:: Relato mostrado ::
•••••

Tras regresar a mi hogar
palmesano tras cinco años dando la vuelta al mundo, comenzó una terrible pesadilla para volver a 'integrarme'. No era fácil tras un periplo donde me pateé millones a resultas de la venta de un chalet. Con solo descolgar el teléfono tenia lo que quería. Nueva York, Tokio, París, se me antojaban ahora paisajes soñados a los que quizás jamás volvería.
Pero urgía romper el círculo, y ponerme a
buscar trabajo. Necesitaba algo que me devolviera mi autoestima,
ganar un sueldo, mas ¿qué hacer?
No me apetecía volver al mundo de la prensa para nada.
Por eso de las casualidades de
la vida había entablado por entonces amistad con un chico que era
vigilante de seguridad en un gimnasio al que empecé a ir. Me dijo
que hacía falta pasar un examen teórico y físico y, así, un buen
día, de repente, me apunté a una academia para conseguirlo.
Fue una etapa estupenda de la
que guardo un grato recuerdo. Mis compañeros de clase me nombraron
enseguida delegado de curso, tras mis altas puntuaciones en todos los
exámenes de preparación que realizábamos puntualmente. No eran
fáciles. Teníamos que aprendernos cinco libros: armamento, teoría,
leyes, y un sinfín de conocimientos, defensa personal incluida. En este último capítulo conservar aún mi cinturón negro de kárate ayudó mucho.
Me aplicaba al máximo, dándolo todo. Me gustaba. Me aprendí de
memoria todas las partes de un arma, cómo actuar en casos de
emergencia, a realizar primeros auxilios… Los fines de semana me
entrenaba corriendo, cronómetro en mano. Mi mujer me acompañaba
siempre, atenta a mis progresos. Lo daba todo.
Los profesores eran magníficos.

•••••

:: Consigna A ::
Cambia "PROCESSOR" por "CPU" en las líneas del listado que van desde su comienzo hasta la línea que contiene "Bar: [389, 473, 535, 1194]", ambas incluidas. Devuelve solo esas líneas, sin ninguna otra modificación.
El relato y el listado que viene a continuación son materiales independientes entre sí.

(Listados de elementos de maquetación enmarcados)
•••••

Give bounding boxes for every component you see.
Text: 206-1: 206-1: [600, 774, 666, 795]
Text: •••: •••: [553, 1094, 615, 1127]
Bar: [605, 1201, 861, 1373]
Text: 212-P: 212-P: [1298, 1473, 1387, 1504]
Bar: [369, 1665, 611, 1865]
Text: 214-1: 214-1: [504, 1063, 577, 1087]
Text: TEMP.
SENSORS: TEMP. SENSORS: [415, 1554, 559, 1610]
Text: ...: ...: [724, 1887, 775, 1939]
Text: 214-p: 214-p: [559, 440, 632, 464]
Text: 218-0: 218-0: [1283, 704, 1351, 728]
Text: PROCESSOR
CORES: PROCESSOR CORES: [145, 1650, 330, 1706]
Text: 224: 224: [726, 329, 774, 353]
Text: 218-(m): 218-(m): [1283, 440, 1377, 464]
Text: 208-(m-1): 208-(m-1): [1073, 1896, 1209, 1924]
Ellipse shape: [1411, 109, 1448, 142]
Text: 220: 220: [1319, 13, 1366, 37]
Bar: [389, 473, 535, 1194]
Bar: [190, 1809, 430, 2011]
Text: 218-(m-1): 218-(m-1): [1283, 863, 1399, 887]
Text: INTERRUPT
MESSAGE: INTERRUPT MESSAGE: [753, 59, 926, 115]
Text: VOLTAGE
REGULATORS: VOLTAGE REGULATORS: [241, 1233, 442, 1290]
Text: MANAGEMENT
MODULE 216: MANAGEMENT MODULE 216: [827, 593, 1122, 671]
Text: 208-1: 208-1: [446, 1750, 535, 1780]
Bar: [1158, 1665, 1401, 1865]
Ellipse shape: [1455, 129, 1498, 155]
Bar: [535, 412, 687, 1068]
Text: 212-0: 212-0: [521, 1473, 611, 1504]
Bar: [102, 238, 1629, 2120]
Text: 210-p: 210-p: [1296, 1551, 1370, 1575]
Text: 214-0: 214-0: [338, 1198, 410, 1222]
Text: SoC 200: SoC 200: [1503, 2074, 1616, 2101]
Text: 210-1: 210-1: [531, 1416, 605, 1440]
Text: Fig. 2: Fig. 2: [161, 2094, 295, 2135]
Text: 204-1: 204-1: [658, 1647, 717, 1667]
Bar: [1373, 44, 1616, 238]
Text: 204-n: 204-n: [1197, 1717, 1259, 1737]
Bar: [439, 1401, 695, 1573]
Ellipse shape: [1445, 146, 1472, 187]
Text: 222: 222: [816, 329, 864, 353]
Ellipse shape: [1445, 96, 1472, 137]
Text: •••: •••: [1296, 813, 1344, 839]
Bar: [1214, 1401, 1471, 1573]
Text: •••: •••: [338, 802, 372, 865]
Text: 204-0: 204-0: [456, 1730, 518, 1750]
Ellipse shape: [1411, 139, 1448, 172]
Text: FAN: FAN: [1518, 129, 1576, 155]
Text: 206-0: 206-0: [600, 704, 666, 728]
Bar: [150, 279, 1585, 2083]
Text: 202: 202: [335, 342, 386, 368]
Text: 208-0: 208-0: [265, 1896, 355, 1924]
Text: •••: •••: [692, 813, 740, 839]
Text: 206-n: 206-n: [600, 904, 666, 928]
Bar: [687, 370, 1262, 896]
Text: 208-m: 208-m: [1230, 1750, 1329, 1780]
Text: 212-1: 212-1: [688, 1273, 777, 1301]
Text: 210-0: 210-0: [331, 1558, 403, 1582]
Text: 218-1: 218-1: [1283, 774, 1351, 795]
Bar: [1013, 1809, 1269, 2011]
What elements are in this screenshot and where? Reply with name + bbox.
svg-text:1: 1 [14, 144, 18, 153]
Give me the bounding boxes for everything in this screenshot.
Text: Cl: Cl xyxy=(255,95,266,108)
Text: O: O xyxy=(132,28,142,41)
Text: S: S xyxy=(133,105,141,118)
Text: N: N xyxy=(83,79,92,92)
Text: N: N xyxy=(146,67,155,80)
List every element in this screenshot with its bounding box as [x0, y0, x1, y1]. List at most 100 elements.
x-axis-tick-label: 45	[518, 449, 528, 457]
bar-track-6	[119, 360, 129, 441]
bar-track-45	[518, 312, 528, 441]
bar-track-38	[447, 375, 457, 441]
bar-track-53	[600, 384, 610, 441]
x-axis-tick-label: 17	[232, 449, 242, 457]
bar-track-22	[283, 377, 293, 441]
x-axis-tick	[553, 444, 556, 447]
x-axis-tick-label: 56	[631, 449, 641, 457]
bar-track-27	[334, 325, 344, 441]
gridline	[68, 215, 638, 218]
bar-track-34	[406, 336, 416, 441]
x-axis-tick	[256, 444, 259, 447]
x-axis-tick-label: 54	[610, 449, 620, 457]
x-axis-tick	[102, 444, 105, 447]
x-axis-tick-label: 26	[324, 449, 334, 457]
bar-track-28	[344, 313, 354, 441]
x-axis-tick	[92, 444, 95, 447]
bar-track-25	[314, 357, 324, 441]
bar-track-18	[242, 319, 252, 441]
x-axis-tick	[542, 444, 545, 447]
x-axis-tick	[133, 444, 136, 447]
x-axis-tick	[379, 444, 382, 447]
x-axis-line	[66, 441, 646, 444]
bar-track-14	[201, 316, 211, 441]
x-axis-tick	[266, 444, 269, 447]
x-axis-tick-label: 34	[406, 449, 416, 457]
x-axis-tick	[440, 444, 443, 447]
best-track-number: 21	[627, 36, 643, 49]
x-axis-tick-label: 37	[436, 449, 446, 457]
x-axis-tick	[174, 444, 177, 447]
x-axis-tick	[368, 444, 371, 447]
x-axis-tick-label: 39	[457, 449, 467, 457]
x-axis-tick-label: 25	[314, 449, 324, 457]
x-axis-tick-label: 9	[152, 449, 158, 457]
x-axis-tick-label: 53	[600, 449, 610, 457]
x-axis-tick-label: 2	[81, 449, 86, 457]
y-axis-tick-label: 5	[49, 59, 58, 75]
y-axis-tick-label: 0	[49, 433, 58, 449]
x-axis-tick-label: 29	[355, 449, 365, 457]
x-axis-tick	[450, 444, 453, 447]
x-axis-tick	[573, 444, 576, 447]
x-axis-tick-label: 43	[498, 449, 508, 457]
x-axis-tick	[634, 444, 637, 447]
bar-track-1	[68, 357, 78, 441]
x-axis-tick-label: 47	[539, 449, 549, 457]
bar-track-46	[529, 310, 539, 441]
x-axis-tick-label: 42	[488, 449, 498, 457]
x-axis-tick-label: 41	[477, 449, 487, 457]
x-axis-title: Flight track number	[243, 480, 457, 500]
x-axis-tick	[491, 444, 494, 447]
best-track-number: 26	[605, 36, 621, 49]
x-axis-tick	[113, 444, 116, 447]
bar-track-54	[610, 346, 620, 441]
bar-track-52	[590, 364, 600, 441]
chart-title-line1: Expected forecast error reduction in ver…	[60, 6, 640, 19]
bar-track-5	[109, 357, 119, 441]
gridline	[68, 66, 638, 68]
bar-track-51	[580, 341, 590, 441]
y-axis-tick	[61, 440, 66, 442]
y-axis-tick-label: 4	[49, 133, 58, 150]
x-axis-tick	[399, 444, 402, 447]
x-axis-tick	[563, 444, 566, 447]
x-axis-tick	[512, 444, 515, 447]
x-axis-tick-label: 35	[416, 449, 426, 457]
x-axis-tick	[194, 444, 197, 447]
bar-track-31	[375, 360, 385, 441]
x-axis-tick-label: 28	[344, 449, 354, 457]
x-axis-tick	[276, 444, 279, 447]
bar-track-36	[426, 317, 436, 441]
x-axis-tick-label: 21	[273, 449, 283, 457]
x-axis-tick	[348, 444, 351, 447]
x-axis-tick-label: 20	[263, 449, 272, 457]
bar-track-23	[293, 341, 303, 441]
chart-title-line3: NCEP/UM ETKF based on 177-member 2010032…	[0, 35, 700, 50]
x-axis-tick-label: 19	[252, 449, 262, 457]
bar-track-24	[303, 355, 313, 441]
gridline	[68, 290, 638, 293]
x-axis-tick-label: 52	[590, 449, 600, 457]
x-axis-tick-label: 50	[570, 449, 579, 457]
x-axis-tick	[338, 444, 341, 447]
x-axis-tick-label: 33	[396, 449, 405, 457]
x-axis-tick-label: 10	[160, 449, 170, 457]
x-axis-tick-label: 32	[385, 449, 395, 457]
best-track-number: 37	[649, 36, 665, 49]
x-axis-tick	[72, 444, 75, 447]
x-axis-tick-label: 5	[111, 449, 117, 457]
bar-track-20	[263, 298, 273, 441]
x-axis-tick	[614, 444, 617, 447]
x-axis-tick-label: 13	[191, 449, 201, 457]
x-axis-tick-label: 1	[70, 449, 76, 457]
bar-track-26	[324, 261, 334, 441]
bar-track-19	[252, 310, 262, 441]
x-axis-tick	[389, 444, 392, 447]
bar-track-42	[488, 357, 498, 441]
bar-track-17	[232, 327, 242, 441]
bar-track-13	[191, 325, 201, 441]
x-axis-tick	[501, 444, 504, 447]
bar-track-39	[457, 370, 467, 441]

•••••

:: Consigna B ::
Devuelve sin alteraciones el fragmento del relato que empieza en "No me apetecía" y sigue hasta "academia para conseguirlo.".

:: Solución A ::
Give bounding boxes for every component you see.
Text: 206-1: 206-1: [600, 774, 666, 795]
Text: •••: •••: [553, 1094, 615, 1127]
Bar: [605, 1201, 861, 1373]
Text: 212-P: 212-P: [1298, 1473, 1387, 1504]
Bar: [369, 1665, 611, 1865]
Text: 214-1: 214-1: [504, 1063, 577, 1087]
Text: TEMP.
SENSORS: TEMP. SENSORS: [415, 1554, 559, 1610]
Text: ...: ...: [724, 1887, 775, 1939]
Text: 214-p: 214-p: [559, 440, 632, 464]
Text: 218-0: 218-0: [1283, 704, 1351, 728]
Text: CPU
CORES: CPU CORES: [145, 1650, 330, 1706]
Text: 224: 224: [726, 329, 774, 353]
Text: 218-(m): 218-(m): [1283, 440, 1377, 464]
Text: 208-(m-1): 208-(m-1): [1073, 1896, 1209, 1924]
Ellipse shape: [1411, 109, 1448, 142]
Text: 220: 220: [1319, 13, 1366, 37]
Bar: [389, 473, 535, 1194]

:: Solución B ::
No me apetecía volver al mundo de la prensa para nada.
Por eso de las casualidades de
la vida había entablado por entonces amistad con un chico que era
vigilante de seguridad en un gimnasio al que empecé a ir. Me dijo
que hacía falta pasar un examen teórico y físico y, así, un buen
día, de repente, me apunté a una academia para conseguirlo.